§ **Material provided**
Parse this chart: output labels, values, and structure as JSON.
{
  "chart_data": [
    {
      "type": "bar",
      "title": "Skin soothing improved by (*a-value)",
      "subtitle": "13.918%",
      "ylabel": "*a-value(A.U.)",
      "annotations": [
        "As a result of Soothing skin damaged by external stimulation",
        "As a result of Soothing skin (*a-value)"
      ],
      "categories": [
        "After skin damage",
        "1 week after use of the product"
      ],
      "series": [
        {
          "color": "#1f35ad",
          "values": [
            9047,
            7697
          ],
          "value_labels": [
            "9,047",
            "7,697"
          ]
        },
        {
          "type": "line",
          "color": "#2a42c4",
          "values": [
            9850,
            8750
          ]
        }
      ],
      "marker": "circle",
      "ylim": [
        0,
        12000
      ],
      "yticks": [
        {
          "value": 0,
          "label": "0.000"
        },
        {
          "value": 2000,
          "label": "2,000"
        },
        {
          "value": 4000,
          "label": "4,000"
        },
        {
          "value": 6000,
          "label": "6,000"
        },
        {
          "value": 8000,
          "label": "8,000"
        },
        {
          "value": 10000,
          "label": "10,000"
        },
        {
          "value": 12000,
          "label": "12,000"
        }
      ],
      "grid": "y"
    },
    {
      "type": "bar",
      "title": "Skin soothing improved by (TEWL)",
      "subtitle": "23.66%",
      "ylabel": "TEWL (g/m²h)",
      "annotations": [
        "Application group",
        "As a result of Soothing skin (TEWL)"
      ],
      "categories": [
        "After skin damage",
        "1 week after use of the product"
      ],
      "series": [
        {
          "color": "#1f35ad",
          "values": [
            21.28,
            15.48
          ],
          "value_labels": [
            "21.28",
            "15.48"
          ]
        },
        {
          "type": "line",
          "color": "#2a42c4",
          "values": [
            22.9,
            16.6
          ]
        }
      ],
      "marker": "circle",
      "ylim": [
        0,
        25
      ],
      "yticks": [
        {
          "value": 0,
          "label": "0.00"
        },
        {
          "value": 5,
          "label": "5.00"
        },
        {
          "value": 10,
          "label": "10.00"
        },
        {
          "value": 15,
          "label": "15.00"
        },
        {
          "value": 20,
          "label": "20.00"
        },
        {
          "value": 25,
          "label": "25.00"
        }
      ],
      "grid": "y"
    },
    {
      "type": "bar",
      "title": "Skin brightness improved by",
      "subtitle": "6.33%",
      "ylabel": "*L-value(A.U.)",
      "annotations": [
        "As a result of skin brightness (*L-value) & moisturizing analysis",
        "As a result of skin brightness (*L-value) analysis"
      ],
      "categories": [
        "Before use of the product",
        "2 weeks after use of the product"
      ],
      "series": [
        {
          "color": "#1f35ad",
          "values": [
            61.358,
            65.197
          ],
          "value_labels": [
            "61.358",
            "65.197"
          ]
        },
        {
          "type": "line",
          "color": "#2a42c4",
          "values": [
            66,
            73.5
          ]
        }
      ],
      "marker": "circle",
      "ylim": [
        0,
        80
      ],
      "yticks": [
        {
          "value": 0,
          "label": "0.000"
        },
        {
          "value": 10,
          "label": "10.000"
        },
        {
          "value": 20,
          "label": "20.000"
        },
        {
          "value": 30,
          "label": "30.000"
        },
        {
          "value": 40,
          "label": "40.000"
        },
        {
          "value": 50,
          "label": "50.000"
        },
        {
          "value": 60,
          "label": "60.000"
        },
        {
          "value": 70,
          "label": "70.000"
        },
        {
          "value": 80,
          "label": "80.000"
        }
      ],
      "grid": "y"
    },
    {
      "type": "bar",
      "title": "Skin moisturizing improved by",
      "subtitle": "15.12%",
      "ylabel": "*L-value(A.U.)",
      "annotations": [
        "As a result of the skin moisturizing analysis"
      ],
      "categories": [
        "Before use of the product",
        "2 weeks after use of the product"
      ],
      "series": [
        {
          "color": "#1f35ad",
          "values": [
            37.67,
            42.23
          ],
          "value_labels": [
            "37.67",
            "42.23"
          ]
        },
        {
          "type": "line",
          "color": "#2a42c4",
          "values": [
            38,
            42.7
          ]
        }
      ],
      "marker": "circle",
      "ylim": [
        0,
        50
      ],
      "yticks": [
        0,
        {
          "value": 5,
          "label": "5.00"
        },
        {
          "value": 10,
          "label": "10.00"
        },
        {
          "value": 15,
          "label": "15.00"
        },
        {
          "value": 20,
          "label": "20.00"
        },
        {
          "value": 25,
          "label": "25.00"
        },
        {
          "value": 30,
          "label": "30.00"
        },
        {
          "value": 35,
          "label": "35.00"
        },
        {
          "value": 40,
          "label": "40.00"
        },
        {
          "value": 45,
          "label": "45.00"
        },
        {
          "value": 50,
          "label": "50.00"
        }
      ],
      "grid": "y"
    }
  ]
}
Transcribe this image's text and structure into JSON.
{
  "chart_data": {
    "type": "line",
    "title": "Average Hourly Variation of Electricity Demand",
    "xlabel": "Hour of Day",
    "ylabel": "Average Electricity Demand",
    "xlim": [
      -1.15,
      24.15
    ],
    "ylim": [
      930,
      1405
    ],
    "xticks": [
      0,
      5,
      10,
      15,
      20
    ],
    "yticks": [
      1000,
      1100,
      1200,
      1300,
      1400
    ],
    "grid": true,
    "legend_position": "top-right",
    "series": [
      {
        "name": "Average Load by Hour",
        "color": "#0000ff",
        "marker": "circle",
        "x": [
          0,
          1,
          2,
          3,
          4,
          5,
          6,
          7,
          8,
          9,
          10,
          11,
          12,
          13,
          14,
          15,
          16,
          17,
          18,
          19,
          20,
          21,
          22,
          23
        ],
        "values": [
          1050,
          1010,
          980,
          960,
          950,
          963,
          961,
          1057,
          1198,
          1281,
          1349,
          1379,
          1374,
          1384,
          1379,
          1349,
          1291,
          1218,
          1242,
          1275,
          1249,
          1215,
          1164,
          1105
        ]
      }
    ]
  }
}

§ **Task description**
Write the material out again word for word.

§ **Finished exercise**
Parse this chart: output labels, values, and structure as JSON.
{
  "chart_data": [
    {
      "type": "bar",
      "title": "Skin soothing improved by (*a-value)",
      "subtitle": "13.918%",
      "ylabel": "*a-value(A.U.)",
      "annotations": [
        "As a result of Soothing skin damaged by external stimulation",
        "As a result of Soothing skin (*a-value)"
      ],
      "categories": [
        "After skin damage",
        "1 week after use of the product"
      ],
      "series": [
        {
          "color": "#1f35ad",
          "values": [
            9047,
            7697
          ],
          "value_labels": [
            "9,047",
            "7,697"
          ]
        },
        {
          "type": "line",
          "color": "#2a42c4",
          "values": [
            9850,
            8750
          ]
        }
      ],
      "marker": "circle",
      "ylim": [
        0,
        12000
      ],
      "yticks": [
        {
          "value": 0,
          "label": "0.000"
        },
        {
          "value": 2000,
          "label": "2,000"
        },
        {
          "value": 4000,
          "label": "4,000"
        },
        {
          "value": 6000,
          "label": "6,000"
        },
        {
          "value": 8000,
          "label": "8,000"
        },
        {
          "value": 10000,
          "label": "10,000"
        },
        {
          "value": 12000,
          "label": "12,000"
        }
      ],
      "grid": "y"
    },
    {
      "type": "bar",
      "title": "Skin soothing improved by (TEWL)",
      "subtitle": "23.66%",
      "ylabel": "TEWL (g/m²h)",
      "annotations": [
        "Application group",
        "As a result of Soothing skin (TEWL)"
      ],
      "categories": [
        "After skin damage",
        "1 week after use of the product"
      ],
      "series": [
        {
          "color": "#1f35ad",
          "values": [
            21.28,
            15.48
          ],
          "value_labels": [
            "21.28",
            "15.48"
          ]
        },
        {
          "type": "line",
          "color": "#2a42c4",
          "values": [
            22.9,
            16.6
          ]
        }
      ],
      "marker": "circle",
      "ylim": [
        0,
        25
      ],
      "yticks": [
        {
          "value": 0,
          "label": "0.00"
        },
        {
          "value": 5,
          "label": "5.00"
        },
        {
          "value": 10,
          "label": "10.00"
        },
        {
          "value": 15,
          "label": "15.00"
        },
        {
          "value": 20,
          "label": "20.00"
        },
        {
          "value": 25,
          "label": "25.00"
        }
      ],
      "grid": "y"
    },
    {
      "type": "bar",
      "title": "Skin brightness improved by",
      "subtitle": "6.33%",
      "ylabel": "*L-value(A.U.)",
      "annotations": [
        "As a result of skin brightness (*L-value) & moisturizing analysis",
        "As a result of skin brightness (*L-value) analysis"
      ],
      "categories": [
        "Before use of the product",
        "2 weeks after use of the product"
      ],
      "series": [
        {
          "color": "#1f35ad",
          "values": [
            61.358,
            65.197
          ],
          "value_labels": [
            "61.358",
            "65.197"
          ]
        },
        {
          "type": "line",
          "color": "#2a42c4",
          "values": [
            66,
            73.5
          ]
        }
      ],
      "marker": "circle",
      "ylim": [
        0,
        80
      ],
      "yticks": [
        {
          "value": 0,
          "label": "0.000"
        },
        {
          "value": 10,
          "label": "10.000"
        },
        {
          "value": 20,
          "label": "20.000"
        },
        {
          "value": 30,
          "label": "30.000"
        },
        {
          "value": 40,
          "label": "40.000"
        },
        {
          "value": 50,
          "label": "50.000"
        },
        {
          "value": 60,
          "label": "60.000"
        },
        {
          "value": 70,
          "label": "70.000"
        },
        {
          "value": 80,
          "label": "80.000"
        }
      ],
      "grid": "y"
    },
    {
      "type": "bar",
      "title": "Skin moisturizing improved by",
      "subtitle": "15.12%",
      "ylabel": "*L-value(A.U.)",
      "annotations": [
        "As a result of the skin moisturizing analysis"
      ],
      "categories": [
        "Before use of the product",
        "2 weeks after use of the product"
      ],
      "series": [
        {
          "color": "#1f35ad",
          "values": [
            37.67,
            42.23
          ],
          "value_labels": [
            "37.67",
            "42.23"
          ]
        },
        {
          "type": "line",
          "color": "#2a42c4",
          "values": [
            38,
            42.7
          ]
        }
      ],
      "marker": "circle",
      "ylim": [
        0,
        50
      ],
      "yticks": [
        0,
        {
          "value": 5,
          "label": "5.00"
        },
        {
          "value": 10,
          "label": "10.00"
        },
        {
          "value": 15,
          "label": "15.00"
        },
        {
          "value": 20,
          "label": "20.00"
        },
        {
          "value": 25,
          "label": "25.00"
        },
        {
          "value": 30,
          "label": "30.00"
        },
        {
          "value": 35,
          "label": "35.00"
        },
        {
          "value": 40,
          "label": "40.00"
        },
        {
          "value": 45,
          "label": "45.00"
        },
        {
          "value": 50,
          "label": "50.00"
        }
      ],
      "grid": "y"
    }
  ]
}
Transcribe this image's text and structure into JSON.
{
  "chart_data": {
    "type": "line",
    "title": "Average Hourly Variation of Electricity Demand",
    "xlabel": "Hour of Day",
    "ylabel": "Average Electricity Demand",
    "xlim": [
      -1.15,
      24.15
    ],
    "ylim": [
      930,
      1405
    ],
    "xticks": [
      0,
      5,
      10,
      15,
      20
    ],
    "yticks": [
      1000,
      1100,
      1200,
      1300,
      1400
    ],
    "grid": true,
    "legend_position": "top-right",
    "series": [
      {
        "name": "Average Load by Hour",
        "color": "#0000ff",
        "marker": "circle",
        "x": [
          0,
          1,
          2,
          3,
          4,
          5,
          6,
          7,
          8,
          9,
          10,
          11,
          12,
          13,
          14,
          15,
          16,
          17,
          18,
          19,
          20,
          21,
          22,
          23
        ],
        "values": [
          1050,
          1010,
          980,
          960,
          950,
          963,
          961,
          1057,
          1198,
          1281,
          1349,
          1379,
          1374,
          1384,
          1379,
          1349,
          1291,
          1218,
          1242,
          1275,
          1249,
          1215,
          1164,
          1105
        ]
      }
    ]
  }
}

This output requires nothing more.